• [Goal of the exercise]: Extract the lines of the records below, from the very start down to the line containing "42, 182, 58]", and reproduce them verbatim.

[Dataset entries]
— begin —

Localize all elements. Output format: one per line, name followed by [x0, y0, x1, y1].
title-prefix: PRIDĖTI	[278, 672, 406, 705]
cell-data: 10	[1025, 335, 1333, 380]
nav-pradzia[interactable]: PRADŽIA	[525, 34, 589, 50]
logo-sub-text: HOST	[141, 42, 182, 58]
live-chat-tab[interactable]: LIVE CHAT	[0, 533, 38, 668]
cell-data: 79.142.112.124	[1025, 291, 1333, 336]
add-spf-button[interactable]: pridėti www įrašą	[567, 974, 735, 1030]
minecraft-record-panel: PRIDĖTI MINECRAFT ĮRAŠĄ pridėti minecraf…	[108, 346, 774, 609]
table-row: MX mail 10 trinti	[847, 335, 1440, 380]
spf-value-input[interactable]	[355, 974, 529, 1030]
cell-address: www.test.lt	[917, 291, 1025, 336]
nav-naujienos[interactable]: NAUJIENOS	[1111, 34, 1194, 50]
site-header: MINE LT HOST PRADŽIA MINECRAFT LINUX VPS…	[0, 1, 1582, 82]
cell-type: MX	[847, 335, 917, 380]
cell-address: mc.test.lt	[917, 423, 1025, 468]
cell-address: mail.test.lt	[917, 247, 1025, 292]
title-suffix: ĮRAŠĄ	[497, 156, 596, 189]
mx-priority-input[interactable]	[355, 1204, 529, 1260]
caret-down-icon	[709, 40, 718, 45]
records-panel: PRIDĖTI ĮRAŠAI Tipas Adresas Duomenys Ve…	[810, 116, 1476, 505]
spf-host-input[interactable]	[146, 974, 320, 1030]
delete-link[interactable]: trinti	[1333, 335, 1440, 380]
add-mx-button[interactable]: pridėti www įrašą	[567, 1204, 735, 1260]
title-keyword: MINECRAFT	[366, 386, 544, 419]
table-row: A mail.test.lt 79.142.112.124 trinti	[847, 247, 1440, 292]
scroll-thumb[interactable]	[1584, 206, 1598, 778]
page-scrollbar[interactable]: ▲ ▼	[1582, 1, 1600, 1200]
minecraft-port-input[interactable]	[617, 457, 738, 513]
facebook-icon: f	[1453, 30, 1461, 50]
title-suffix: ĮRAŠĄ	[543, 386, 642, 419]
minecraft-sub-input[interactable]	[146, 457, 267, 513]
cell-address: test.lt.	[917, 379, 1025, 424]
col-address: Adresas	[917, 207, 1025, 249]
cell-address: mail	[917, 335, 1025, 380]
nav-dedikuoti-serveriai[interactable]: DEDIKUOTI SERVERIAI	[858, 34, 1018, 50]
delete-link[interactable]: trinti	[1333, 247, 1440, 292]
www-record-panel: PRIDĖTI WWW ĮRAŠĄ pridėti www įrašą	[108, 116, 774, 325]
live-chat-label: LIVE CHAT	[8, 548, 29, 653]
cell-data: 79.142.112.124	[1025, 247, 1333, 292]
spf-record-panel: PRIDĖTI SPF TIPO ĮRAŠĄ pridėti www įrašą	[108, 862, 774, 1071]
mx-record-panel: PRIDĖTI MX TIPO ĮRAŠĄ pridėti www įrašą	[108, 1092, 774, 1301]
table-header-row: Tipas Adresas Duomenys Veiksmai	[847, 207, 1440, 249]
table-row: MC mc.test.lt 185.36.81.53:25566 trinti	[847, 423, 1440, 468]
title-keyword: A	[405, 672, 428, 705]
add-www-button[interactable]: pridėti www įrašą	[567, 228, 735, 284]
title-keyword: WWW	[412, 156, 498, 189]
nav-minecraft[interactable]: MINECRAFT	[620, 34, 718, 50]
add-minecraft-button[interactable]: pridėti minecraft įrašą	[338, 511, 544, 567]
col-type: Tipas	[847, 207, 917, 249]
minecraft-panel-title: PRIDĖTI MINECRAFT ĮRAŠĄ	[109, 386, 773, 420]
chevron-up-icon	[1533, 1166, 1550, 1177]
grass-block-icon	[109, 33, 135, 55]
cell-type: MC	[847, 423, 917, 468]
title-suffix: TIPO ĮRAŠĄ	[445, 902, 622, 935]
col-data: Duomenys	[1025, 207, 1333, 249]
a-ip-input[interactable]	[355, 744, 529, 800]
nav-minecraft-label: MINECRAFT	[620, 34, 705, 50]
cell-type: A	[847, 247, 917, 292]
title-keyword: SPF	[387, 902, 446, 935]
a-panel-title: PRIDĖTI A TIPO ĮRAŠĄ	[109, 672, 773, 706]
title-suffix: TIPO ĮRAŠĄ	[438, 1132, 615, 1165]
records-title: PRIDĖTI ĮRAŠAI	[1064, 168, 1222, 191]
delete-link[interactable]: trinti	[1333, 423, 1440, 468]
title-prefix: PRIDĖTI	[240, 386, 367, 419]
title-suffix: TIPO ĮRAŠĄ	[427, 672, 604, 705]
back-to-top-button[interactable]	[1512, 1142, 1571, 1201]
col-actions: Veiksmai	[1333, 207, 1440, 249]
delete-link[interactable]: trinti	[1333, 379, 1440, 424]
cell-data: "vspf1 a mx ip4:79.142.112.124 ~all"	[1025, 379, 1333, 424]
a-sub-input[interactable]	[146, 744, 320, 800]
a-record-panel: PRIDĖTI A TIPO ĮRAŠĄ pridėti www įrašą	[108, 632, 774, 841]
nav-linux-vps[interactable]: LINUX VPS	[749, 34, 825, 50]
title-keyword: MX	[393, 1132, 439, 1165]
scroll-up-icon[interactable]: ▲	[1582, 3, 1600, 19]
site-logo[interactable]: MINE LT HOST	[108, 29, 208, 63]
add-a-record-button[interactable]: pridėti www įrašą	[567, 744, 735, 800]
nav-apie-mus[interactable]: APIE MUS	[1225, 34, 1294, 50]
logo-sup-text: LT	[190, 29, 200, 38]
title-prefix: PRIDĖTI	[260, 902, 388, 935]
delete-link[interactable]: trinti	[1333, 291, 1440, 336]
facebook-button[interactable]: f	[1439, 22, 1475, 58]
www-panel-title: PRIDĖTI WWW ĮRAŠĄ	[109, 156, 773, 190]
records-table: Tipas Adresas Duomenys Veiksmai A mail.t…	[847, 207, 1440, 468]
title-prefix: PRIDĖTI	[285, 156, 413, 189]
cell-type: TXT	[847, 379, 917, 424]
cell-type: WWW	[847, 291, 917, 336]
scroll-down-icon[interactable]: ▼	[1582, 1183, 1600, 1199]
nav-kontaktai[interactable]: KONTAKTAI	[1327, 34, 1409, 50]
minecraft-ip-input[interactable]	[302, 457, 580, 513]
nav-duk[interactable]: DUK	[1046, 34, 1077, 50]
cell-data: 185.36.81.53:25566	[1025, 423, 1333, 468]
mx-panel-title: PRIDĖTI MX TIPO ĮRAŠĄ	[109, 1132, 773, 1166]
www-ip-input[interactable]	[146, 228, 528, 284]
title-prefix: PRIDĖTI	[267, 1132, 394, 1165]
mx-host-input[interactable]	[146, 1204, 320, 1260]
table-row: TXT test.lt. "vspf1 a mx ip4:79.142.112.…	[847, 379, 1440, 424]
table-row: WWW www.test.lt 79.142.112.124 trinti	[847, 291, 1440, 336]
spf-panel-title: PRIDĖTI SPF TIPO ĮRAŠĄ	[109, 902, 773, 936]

— end —

• [Solution for this exercise]:
Localize all elements. Output format: one per line, name followed by [x0, y0, x1, y1].
title-prefix: PRIDĖTI	[278, 672, 406, 705]
cell-data: 10	[1025, 335, 1333, 380]
nav-pradzia[interactable]: PRADŽIA	[525, 34, 589, 50]
logo-sub-text: HOST	[141, 42, 182, 58]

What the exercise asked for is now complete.